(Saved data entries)
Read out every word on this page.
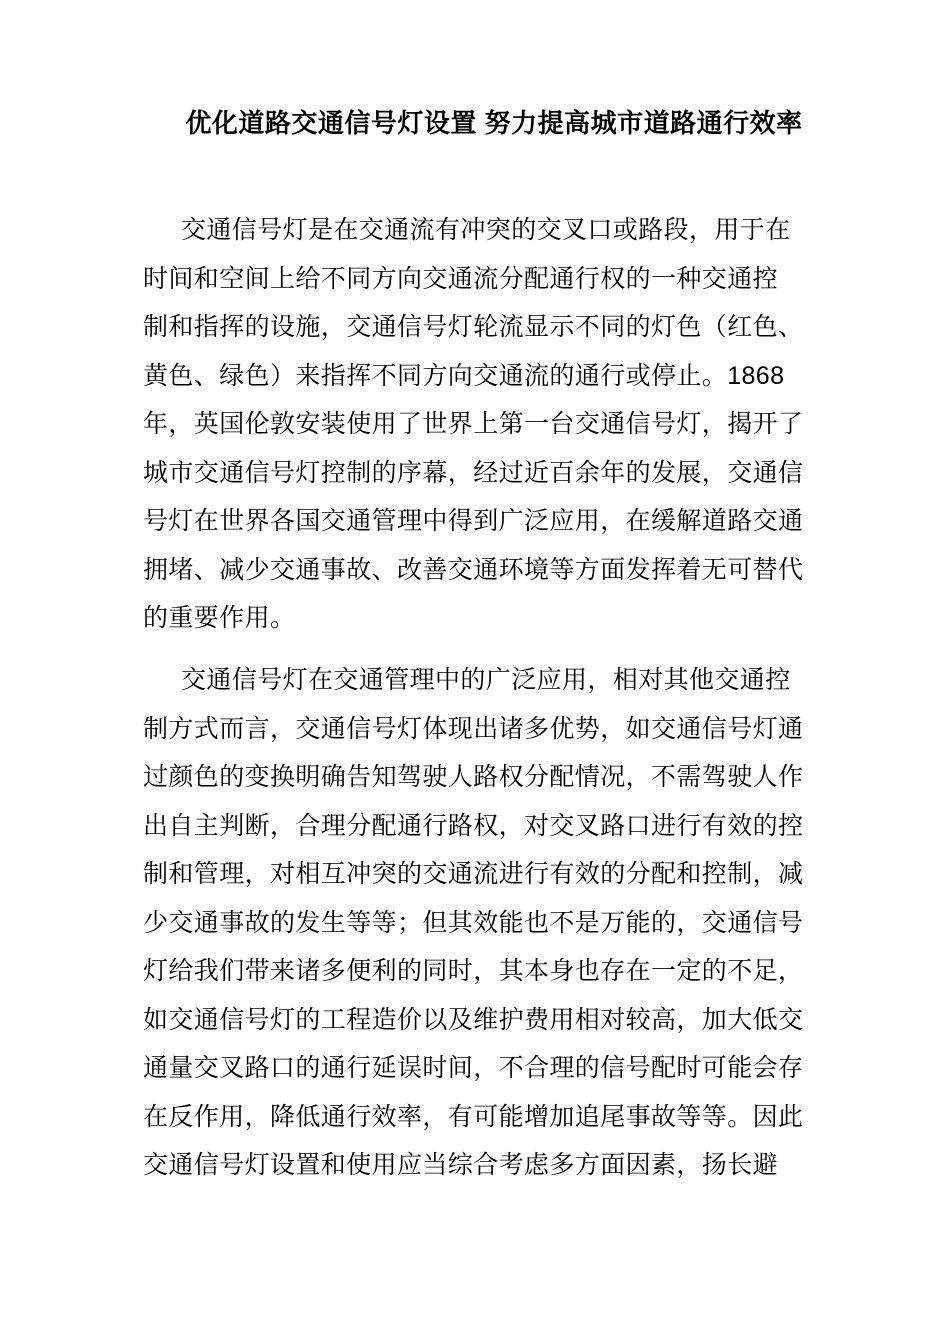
优化道路交通信号灯设置 努力提高城市道路通行效率
交通信号灯是在交通流有冲突的交叉口或路段，用于在
时间和空间上给不同方向交通流分配通行权的一种交通控
制和指挥的设施，交通信号灯轮流显示不同的灯色（红色、
黄色、绿色）来指挥不同方向交通流的通行或停止。1868
年，英国伦敦安装使用了世界上第一台交通信号灯，揭开了
城市交通信号灯控制的序幕，经过近百余年的发展，交通信
号灯在世界各国交通管理中得到广泛应用，在缓解道路交通
拥堵、减少交通事故、改善交通环境等方面发挥着无可替代
的重要作用。
交通信号灯在交通管理中的广泛应用，相对其他交通控
制方式而言，交通信号灯体现出诸多优势，如交通信号灯通
过颜色的变换明确告知驾驶人路权分配情况，不需驾驶人作
出自主判断，合理分配通行路权，对交叉路口进行有效的控
制和管理，对相互冲突的交通流进行有效的分配和控制，减
少交通事故的发生等等；但其效能也不是万能的，交通信号
灯给我们带来诸多便利的同时，其本身也存在一定的不足，
如交通信号灯的工程造价以及维护费用相对较高，加大低交
通量交叉路口的通行延误时间，不合理的信号配时可能会存
在反作用，降低通行效率，有可能增加追尾事故等等。因此
交通信号灯设置和使用应当综合考虑多方面因素，扬长避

__Objective__. Your task is to repeat the material above exactly, without its pictures.

__Answer to this exercise__.
Read out every word on this page.
优化道路交通信号灯设置 努力提高城市道路通行效率
交通信号灯是在交通流有冲突的交叉口或路段，用于在
时间和空间上给不同方向交通流分配通行权的一种交通控
制和指挥的设施，交通信号灯轮流显示不同的灯色（红色、
黄色、绿色）来指挥不同方向交通流的通行或停止。1868
年，英国伦敦安装使用了世界上第一台交通信号灯，揭开了
城市交通信号灯控制的序幕，经过近百余年的发展，交通信
号灯在世界各国交通管理中得到广泛应用，在缓解道路交通
拥堵、减少交通事故、改善交通环境等方面发挥着无可替代
的重要作用。
交通信号灯在交通管理中的广泛应用，相对其他交通控
制方式而言，交通信号灯体现出诸多优势，如交通信号灯通
过颜色的变换明确告知驾驶人路权分配情况，不需驾驶人作
出自主判断，合理分配通行路权，对交叉路口进行有效的控
制和管理，对相互冲突的交通流进行有效的分配和控制，减
少交通事故的发生等等；但其效能也不是万能的，交通信号
灯给我们带来诸多便利的同时，其本身也存在一定的不足，
如交通信号灯的工程造价以及维护费用相对较高，加大低交
通量交叉路口的通行延误时间，不合理的信号配时可能会存
在反作用，降低通行效率，有可能增加追尾事故等等。因此
交通信号灯设置和使用应当综合考虑多方面因素，扬长避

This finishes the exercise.